_Exercise requirements:_ Copy out the entries exactly, from the first line to the last.

_Saved entries:_
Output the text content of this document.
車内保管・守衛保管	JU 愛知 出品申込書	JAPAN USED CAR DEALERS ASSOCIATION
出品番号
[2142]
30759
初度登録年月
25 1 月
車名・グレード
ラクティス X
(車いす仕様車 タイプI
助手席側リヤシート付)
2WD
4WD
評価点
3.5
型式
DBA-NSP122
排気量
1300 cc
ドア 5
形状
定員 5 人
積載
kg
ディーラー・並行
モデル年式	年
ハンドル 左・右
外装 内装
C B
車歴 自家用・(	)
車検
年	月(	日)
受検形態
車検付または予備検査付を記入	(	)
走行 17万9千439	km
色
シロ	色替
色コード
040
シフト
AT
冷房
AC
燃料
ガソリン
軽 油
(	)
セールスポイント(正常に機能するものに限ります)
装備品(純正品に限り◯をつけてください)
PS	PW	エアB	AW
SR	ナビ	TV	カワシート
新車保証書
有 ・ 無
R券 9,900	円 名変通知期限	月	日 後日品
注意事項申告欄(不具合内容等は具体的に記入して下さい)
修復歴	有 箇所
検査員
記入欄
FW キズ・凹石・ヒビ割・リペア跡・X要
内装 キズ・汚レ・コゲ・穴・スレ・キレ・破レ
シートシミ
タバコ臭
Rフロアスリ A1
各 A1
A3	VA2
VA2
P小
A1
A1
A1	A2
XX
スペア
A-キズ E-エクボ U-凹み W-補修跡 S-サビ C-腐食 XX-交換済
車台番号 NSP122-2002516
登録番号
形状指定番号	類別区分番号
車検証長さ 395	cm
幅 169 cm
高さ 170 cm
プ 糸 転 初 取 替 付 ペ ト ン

_Result of this task:_
Output the text content of this document.
車内保管・守衛保管	JU 愛知 出品申込書	JAPAN USED CAR DEALERS ASSOCIATION
出品番号
[2142]
30759
初度登録年月
25 1 月
車名・グレード
ラクティス X
(車いす仕様車 タイプI
助手席側リヤシート付)
2WD
4WD
評価点
3.5
型式
DBA-NSP122
排気量
1300 cc
ドア 5
形状
定員 5 人
積載
kg
ディーラー・並行
モデル年式	年
ハンドル 左・右
外装 内装
C B
車歴 自家用・(	)
車検
年	月(	日)
受検形態
車検付または予備検査付を記入	(	)
走行 17万9千439	km
色
シロ	色替
色コード
040
シフト
AT
冷房
AC
燃料
ガソリン
軽 油
(	)
セールスポイント(正常に機能するものに限ります)
装備品(純正品に限り◯をつけてください)
PS	PW	エアB	AW
SR	ナビ	TV	カワシート
新車保証書
有 ・ 無
R券 9,900	円 名変通知期限	月	日 後日品
注意事項申告欄(不具合内容等は具体的に記入して下さい)
修復歴	有 箇所
検査員
記入欄
FW キズ・凹石・ヒビ割・リペア跡・X要
内装 キズ・汚レ・コゲ・穴・スレ・キレ・破レ
シートシミ
タバコ臭
Rフロアスリ A1
各 A1
A3	VA2
VA2
P小
A1
A1
A1	A2
XX
スペア
A-キズ E-エクボ U-凹み W-補修跡 S-サビ C-腐食 XX-交換済
車台番号 NSP122-2002516
登録番号
形状指定番号	類別区分番号
車検証長さ 395	cm
幅 169 cm
高さ 170 cm
プ 糸 転 初 取 替 付 ペ ト ン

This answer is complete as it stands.